REQUIRED TASKS:
a – Write out the part of the VA privatization passage between "Tester, who faces" and "health care providers.", inclusive.
b – Continue the passage about Tester and VHA privatization from its final sentence.

On July 12, the Senate Veterans’ Affairs Committee will hold a hearing to look at another bill that shares similar goals to Sinema and Moran’s effort.
Tester, who faces a tough re-election fight back home in Montana, has drafted an equally dubious bill. The Democratic chair has a long history of complicity with VHA privatization, followed by occasional second thoughts about how it’s going, followed by waffling on even small steps to ensure greater accountability by non-VHA health care providers.
In June 2018, Tester proudly co-sponsored the VA MISSION Act, which President Trump regarded as one of his biggest legislative triumphs. Seven months later, Tester led 28 Senate colleagues in a public expression of concern that the projected cost of patient referrals to non-VHA providers was not being “adequately assessed” or properly funded by the Trump administration. Their letter warned that the MISSION Act, as implemented by Wilkie and Trump appointees from CVA, would expand privatization “at the expense of VA’s direct system of care … something we cannot support.”

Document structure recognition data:
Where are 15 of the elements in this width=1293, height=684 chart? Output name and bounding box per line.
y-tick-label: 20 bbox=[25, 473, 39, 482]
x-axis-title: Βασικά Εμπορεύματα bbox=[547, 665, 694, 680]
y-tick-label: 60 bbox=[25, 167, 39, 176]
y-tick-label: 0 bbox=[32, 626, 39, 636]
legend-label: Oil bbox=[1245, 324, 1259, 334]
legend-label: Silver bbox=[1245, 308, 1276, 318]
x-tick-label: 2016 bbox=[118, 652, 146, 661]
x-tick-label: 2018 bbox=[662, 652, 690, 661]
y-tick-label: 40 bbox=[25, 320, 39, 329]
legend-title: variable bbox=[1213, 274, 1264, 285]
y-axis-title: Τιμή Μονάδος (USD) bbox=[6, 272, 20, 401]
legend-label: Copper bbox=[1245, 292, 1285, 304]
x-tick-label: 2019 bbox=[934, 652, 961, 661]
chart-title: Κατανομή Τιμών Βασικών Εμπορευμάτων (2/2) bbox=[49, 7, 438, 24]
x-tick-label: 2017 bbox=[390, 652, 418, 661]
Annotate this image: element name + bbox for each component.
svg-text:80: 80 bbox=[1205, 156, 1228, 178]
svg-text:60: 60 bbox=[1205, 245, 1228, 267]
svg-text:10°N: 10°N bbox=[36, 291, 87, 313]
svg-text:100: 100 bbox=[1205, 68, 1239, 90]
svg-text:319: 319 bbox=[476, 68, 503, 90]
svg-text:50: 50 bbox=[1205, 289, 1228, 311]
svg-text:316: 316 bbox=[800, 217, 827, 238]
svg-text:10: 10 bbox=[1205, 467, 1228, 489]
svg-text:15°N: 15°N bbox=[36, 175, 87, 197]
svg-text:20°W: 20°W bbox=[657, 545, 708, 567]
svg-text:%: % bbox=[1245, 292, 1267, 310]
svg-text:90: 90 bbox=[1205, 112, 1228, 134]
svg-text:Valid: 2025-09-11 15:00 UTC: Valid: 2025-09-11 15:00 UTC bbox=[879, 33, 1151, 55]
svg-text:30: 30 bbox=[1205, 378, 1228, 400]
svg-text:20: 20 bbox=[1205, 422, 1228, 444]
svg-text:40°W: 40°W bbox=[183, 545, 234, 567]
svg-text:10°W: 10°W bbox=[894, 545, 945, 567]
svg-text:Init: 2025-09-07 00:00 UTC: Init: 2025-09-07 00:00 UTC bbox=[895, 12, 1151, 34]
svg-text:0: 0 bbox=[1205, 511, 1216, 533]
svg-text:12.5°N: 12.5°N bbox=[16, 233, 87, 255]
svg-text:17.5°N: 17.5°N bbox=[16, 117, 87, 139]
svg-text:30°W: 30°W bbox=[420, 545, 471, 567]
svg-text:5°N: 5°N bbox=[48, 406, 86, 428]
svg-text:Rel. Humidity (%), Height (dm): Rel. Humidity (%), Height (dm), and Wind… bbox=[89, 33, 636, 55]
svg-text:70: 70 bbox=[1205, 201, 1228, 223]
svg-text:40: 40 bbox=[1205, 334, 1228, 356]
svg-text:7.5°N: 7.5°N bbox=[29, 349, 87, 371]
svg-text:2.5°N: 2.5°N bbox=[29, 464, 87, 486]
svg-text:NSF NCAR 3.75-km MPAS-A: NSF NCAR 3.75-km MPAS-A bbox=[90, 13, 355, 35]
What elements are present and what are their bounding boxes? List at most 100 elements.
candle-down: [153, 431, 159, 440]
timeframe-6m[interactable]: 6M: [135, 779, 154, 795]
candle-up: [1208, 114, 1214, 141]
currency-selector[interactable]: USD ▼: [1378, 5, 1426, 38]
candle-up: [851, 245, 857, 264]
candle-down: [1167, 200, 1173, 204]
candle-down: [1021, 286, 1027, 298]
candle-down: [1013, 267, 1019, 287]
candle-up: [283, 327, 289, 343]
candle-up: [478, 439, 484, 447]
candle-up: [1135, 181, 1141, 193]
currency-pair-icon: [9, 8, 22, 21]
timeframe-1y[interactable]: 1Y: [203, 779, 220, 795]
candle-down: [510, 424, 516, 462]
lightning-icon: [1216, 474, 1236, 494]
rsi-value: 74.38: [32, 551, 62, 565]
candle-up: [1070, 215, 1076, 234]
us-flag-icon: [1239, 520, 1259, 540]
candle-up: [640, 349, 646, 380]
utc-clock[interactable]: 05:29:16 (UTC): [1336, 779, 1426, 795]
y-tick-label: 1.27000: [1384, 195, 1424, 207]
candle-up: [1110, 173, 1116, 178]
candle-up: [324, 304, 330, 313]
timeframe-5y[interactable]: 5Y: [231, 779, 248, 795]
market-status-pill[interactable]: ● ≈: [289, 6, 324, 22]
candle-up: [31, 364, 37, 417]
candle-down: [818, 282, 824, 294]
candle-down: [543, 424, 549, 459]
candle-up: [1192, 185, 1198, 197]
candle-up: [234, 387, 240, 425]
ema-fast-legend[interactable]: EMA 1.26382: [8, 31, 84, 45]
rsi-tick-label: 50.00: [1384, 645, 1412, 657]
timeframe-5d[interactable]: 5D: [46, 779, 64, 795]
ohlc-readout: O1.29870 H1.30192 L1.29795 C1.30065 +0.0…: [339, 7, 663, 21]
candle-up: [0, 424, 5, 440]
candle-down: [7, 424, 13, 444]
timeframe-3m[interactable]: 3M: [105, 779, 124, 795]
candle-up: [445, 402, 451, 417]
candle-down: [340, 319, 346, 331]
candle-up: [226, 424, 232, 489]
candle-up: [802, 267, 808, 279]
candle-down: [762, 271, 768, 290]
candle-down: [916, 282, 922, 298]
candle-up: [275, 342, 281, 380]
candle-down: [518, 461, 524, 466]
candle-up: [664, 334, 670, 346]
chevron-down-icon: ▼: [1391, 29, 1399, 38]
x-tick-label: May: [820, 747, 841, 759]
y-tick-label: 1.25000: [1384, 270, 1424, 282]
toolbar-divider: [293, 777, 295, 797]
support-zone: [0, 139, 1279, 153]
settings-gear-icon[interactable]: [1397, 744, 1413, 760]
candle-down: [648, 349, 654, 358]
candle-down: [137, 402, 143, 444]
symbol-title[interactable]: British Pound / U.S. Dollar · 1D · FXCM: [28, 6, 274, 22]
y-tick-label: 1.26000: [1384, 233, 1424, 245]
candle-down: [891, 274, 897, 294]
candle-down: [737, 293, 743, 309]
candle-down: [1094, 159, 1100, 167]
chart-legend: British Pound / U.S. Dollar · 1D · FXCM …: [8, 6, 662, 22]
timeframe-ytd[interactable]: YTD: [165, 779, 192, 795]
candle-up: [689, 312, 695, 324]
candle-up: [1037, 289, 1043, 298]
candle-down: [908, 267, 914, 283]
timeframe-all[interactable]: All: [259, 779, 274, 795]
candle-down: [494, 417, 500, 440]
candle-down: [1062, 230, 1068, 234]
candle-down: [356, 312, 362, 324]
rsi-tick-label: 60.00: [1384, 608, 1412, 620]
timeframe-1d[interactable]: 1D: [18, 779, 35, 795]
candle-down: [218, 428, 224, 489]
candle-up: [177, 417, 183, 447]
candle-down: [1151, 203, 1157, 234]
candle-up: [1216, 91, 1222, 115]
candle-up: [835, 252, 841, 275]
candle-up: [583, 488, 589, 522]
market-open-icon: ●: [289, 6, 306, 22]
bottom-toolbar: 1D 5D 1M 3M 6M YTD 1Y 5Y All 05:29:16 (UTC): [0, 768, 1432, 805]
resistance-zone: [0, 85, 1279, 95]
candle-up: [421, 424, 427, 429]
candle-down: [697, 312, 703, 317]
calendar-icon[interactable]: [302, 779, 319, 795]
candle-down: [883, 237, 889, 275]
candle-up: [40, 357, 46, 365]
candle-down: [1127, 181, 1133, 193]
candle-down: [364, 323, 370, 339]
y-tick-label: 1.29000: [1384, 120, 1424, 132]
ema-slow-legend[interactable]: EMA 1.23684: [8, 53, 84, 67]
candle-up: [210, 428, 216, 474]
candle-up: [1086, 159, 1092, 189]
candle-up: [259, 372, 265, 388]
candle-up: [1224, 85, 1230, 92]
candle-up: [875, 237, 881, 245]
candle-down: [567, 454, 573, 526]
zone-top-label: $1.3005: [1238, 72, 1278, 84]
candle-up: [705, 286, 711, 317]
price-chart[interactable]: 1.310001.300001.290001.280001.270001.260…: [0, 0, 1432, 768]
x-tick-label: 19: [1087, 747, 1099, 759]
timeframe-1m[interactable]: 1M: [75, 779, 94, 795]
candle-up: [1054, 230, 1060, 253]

RESPONSES IN ORDER:
a –
Tester, who faces a tough re-election fight back home in Montana, has drafted an equally dubious bill. The Democratic chair has a long history of complicity with VHA privatization, followed by occasional second thoughts about how it’s going, followed by waffling on even small steps to ensure greater accountability by non-VHA health care providers.

b –
Tester’s new bill, like Sinema and Moran’s, would give Wilkie’s outsourcing rules statutory authority, tying McDonough’s already reluctant hands. At the same time, it fails to give VHA officials the tools they need to make sure that VCCP participants are well prepared to handle veterans’ health care needs, and subject to effective monitoring of their performance. Tester’s draft legislation offers financial incentives to doctors who do a better job, but sets no minimum standards or mandatory training requirements.
Five years after passage of the MISSION Act, the VHA’s outside contractors are still not getting the same training that is required for VHA providers on service-related health conditions, like PTSD, military sexual trauma, or toxic exposures.
Tester seems so solicitous of the VHA’s 1.2 million private contractors that language in his bill designed to promote better medical record-sharing is undercut by an exemption, if that “constitutes too heavy of a burden on the provider’s time and resources.” The VHPI critique of this glaring loophole notes that data collection is, by its very nature, “burdensome.” But it’s absolutely essential for improved coordination between VHA caregivers and outside contractors. As VHPI argues, VHA staff are “not exempt from data collection requirements, burdensome as they may be,” so similar “accountability and transparency should be mandatory for those who participate in VCCP and are paid to do so.”
The Real Choice Facing Vets
The bottom line for veterans is pretty clear, if regularly obscured by deceptively labeled bills that promise to better serve them. When it comes to taxpayer-funded health care, former service members can’t have their cake and eat it too. It will be impossible to ensure millions of veterans access to a properly staffed and well-maintained health care system, devoted to their special needs, if the VHA’s patient population is cannibalized by outsourcing.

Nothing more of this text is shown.